_STATED TASK_: Set down each line of the data below exactly as it stands, dropping the pictures.

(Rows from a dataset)
──────────────────────────────

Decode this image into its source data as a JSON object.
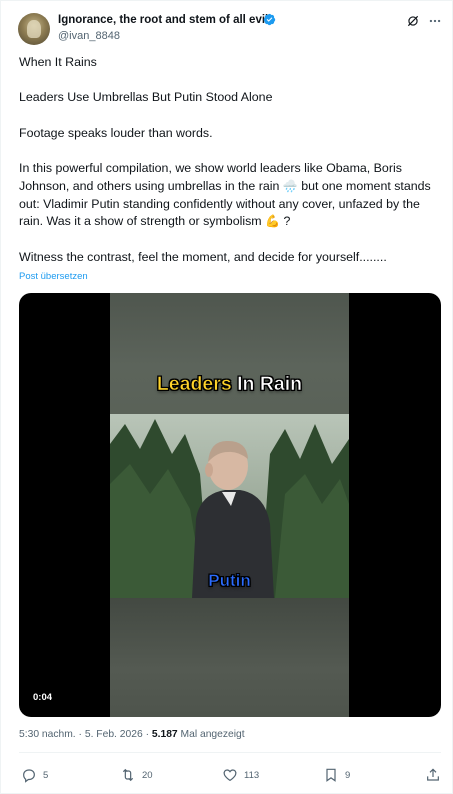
{
  "author": {
    "display_name": "Ignorance, the root and stem of all evil",
    "handle": "@ivan_8848",
    "verified_color": "#1d9bf0"
  },
  "header_icons": [
    "grok-icon",
    "more-icon"
  ],
  "tweet": {
    "paragraphs": [
      "When It Rains",
      "Leaders Use Umbrellas But Putin Stood Alone",
      "Footage speaks louder than words.",
      "In this powerful compilation, we show world leaders like Obama, Boris Johnson, and others using umbrellas in the rain",
      "but one moment stands out: Vladimir Putin standing confidently without any cover, unfazed by the rain. Was it a show of strength or symbolism",
      "?",
      "Witness the contrast, feel the moment, and decide for yourself........"
    ],
    "emoji_rain": "🌧️",
    "emoji_flex": "💪",
    "translate_link": "Post übersetzen"
  },
  "video": {
    "caption_top_word1": "Leaders",
    "caption_top_word2": "In Rain",
    "caption_bottom": "Putin",
    "elapsed": "0:04",
    "caption_colors": {
      "yellow": "#ffd42a",
      "white": "#ffffff",
      "blue": "#2b6cff"
    }
  },
  "meta": {
    "time": "5:30 nachm.",
    "separator": "·",
    "date": "5. Feb. 2026",
    "views": "5.187",
    "views_label": "Mal angezeigt"
  },
  "actions": {
    "reply_count": "5",
    "retweet_count": "20",
    "like_count": "113",
    "bookmark_count": "9"
  }
}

──────────────────────────────

_FINISHED ANSWER_:
Decode this image into its source data as a JSON object.
{
  "author": {
    "display_name": "Ignorance, the root and stem of all evil",
    "handle": "@ivan_8848",
    "verified_color": "#1d9bf0"
  },
  "header_icons": [
    "grok-icon",
    "more-icon"
  ],
  "tweet": {
    "paragraphs": [
      "When It Rains",
      "Leaders Use Umbrellas But Putin Stood Alone",
      "Footage speaks louder than words.",
      "In this powerful compilation, we show world leaders like Obama, Boris Johnson, and others using umbrellas in the rain",
      "but one moment stands out: Vladimir Putin standing confidently without any cover, unfazed by the rain. Was it a show of strength or symbolism",
      "?",
      "Witness the contrast, feel the moment, and decide for yourself........"
    ],
    "emoji_rain": "🌧️",
    "emoji_flex": "💪",
    "translate_link": "Post übersetzen"
  },
  "video": {
    "caption_top_word1": "Leaders",
    "caption_top_word2": "In Rain",
    "caption_bottom": "Putin",
    "elapsed": "0:04",
    "caption_colors": {
      "yellow": "#ffd42a",
      "white": "#ffffff",
      "blue": "#2b6cff"
    }
  },
  "meta": {
    "time": "5:30 nachm.",
    "separator": "·",
    "date": "5. Feb. 2026",
    "views": "5.187",
    "views_label": "Mal angezeigt"
  },
  "actions": {
    "reply_count": "5",
    "retweet_count": "20",
    "like_count": "113",
    "bookmark_count": "9"
  }
}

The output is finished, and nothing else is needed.